Brief: Copy out each line featuring the string "Change" from the entries beneath.

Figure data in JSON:

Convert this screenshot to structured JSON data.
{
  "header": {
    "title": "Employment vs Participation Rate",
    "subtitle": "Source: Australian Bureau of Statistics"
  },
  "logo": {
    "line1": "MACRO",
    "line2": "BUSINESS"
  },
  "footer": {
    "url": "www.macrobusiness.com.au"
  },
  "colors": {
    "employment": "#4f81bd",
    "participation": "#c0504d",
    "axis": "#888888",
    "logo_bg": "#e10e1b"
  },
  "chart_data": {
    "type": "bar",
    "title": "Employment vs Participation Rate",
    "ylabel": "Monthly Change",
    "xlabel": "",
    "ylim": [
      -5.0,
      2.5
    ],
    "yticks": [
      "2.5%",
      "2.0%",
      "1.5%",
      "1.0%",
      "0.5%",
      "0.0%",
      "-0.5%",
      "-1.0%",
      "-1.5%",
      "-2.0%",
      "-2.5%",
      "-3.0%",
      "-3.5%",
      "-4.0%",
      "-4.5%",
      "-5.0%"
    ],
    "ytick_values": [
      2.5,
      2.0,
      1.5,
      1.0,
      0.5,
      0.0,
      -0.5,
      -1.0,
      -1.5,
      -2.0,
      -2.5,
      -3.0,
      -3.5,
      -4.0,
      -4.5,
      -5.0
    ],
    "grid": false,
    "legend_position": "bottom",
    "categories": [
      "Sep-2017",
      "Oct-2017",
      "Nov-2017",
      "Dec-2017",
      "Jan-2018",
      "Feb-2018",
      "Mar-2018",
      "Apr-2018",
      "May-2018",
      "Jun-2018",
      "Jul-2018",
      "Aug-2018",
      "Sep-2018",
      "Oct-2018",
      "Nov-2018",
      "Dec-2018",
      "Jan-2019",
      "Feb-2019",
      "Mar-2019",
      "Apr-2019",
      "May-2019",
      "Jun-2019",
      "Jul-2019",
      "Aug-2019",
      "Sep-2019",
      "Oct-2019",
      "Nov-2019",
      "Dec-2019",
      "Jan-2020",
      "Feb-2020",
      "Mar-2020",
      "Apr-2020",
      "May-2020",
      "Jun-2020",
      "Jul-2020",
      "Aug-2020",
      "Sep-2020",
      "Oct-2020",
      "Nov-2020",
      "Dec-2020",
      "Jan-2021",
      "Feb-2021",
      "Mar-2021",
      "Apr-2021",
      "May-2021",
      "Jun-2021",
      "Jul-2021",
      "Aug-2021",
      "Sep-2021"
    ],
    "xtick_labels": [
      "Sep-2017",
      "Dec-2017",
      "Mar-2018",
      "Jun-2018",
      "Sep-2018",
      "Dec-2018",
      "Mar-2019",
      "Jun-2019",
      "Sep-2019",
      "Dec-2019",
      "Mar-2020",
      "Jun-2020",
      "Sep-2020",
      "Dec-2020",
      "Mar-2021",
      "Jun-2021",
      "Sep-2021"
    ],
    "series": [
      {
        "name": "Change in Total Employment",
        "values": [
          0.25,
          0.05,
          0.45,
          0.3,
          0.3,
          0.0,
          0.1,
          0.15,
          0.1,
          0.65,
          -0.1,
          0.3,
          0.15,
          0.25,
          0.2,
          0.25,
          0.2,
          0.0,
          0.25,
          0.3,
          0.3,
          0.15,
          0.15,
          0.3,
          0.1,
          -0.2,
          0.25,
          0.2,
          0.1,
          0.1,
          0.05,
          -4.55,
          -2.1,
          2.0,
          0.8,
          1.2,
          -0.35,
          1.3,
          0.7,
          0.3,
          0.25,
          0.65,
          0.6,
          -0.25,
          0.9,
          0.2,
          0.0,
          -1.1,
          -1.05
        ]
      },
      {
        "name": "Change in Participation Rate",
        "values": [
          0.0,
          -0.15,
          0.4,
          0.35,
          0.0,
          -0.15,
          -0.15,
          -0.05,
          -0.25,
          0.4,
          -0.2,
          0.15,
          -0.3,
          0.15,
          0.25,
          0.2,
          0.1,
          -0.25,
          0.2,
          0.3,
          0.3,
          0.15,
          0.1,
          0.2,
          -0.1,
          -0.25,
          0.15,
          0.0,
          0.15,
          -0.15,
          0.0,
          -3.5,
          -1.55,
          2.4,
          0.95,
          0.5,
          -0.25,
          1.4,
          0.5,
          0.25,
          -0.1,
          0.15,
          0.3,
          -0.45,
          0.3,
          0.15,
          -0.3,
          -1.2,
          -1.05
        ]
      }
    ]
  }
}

In response:
    "ylabel": "Monthly Change",
        "name": "Change in Total Employment",
        "name": "Change in Participation Rate",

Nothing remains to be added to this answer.